* **INSTRUCTIONS FOR THE TASK**: From the listing below, select every line where the word "Historischen" appears.

━━━━━━━━━━

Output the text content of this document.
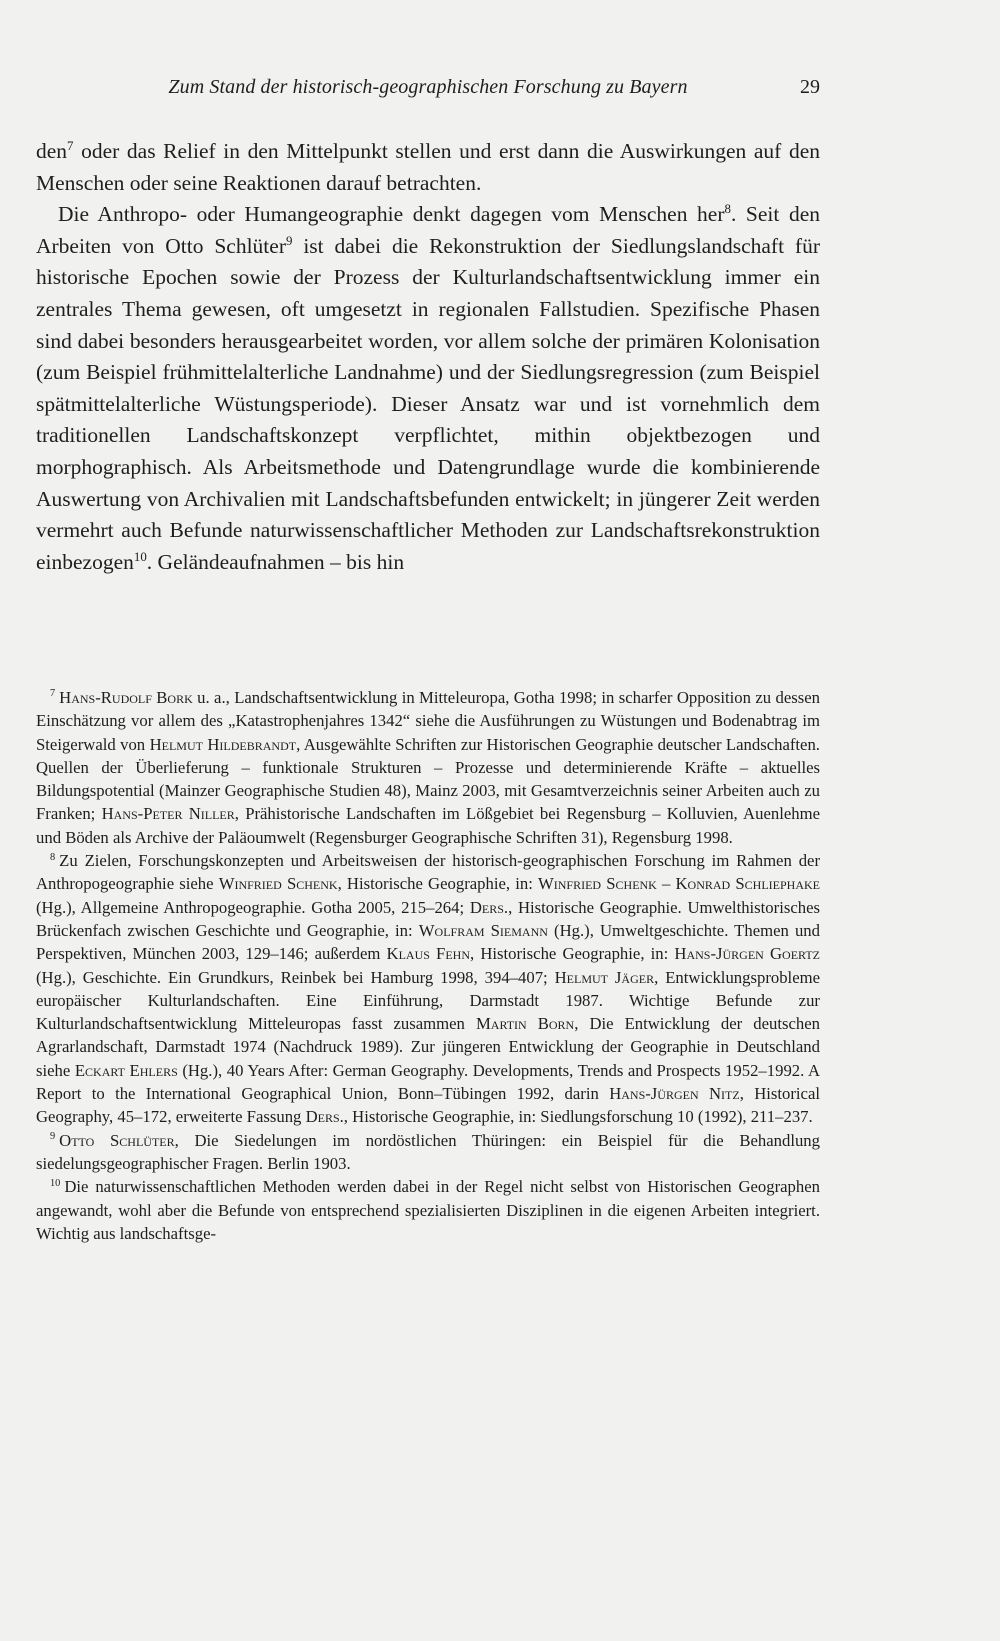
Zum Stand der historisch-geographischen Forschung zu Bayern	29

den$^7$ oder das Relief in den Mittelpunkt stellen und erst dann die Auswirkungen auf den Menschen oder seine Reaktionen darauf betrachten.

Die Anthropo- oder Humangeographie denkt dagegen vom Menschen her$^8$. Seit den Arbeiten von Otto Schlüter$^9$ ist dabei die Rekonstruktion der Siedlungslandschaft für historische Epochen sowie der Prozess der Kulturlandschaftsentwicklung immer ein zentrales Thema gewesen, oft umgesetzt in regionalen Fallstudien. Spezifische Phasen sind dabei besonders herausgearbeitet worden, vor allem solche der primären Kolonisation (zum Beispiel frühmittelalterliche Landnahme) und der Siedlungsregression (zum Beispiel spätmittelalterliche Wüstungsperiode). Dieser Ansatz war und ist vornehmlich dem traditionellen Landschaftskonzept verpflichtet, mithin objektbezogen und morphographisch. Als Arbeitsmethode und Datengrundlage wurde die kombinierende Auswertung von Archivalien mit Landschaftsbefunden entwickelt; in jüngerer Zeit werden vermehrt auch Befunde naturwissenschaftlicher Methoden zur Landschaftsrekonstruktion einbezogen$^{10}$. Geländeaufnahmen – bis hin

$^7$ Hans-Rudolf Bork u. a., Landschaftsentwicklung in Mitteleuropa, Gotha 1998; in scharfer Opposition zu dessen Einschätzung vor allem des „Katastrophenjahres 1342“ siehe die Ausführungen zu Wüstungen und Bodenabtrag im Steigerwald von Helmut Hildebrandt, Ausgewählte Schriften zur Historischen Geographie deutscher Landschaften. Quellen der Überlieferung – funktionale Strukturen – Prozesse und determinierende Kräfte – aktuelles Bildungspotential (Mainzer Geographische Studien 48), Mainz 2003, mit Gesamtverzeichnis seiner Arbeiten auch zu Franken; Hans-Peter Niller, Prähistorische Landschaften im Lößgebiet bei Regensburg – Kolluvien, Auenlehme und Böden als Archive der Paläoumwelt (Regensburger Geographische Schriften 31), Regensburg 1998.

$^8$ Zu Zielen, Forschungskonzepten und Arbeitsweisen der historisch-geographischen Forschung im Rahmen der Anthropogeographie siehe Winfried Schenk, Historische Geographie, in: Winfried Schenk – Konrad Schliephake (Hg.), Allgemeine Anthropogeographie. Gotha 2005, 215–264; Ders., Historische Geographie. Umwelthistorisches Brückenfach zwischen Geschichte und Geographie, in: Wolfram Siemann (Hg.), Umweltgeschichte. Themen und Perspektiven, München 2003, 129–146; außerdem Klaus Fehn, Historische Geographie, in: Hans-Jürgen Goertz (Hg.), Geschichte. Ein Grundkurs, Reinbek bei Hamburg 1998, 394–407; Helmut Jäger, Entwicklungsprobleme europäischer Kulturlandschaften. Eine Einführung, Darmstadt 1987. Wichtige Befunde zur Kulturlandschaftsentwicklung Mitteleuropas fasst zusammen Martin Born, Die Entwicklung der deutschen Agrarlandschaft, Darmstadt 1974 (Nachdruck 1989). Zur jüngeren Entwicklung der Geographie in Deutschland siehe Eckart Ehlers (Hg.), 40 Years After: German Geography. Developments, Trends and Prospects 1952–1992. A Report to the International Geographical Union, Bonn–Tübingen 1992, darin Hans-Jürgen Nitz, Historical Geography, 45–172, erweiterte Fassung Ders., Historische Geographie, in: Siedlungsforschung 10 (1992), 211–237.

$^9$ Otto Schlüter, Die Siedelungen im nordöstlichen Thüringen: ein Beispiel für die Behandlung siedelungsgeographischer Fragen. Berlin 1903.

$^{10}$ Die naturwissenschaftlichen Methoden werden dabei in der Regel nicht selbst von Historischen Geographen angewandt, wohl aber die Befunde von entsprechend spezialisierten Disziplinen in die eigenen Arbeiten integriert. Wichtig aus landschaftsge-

━━━━━━━━━━

* **RESULT**:
$^7$ Hans-Rudolf Bork u. a., Landschaftsentwicklung in Mitteleuropa, Gotha 1998; in scharfer Opposition zu dessen Einschätzung vor allem des „Katastrophenjahres 1342“ siehe die Ausführungen zu Wüstungen und Bodenabtrag im Steigerwald von Helmut Hildebrandt, Ausgewählte Schriften zur Historischen Geographie deutscher Landschaften. Quellen der Überlieferung – funktionale Strukturen – Prozesse und determinierende Kräfte – aktuelles Bildungspotential (Mainzer Geographische Studien 48), Mainz 2003, mit Gesamtverzeichnis seiner Arbeiten auch zu Franken; Hans-Peter Niller, Prähistorische Landschaften im Lößgebiet bei Regensburg – Kolluvien, Auenlehme und Böden als Archive der Paläoumwelt (Regensburger Geographische Schriften 31), Regensburg 1998.
$^{10}$ Die naturwissenschaftlichen Methoden werden dabei in der Regel nicht selbst von Historischen Geographen angewandt, wohl aber die Befunde von entsprechend spezialisierten Disziplinen in die eigenen Arbeiten integriert. Wichtig aus landschaftsge-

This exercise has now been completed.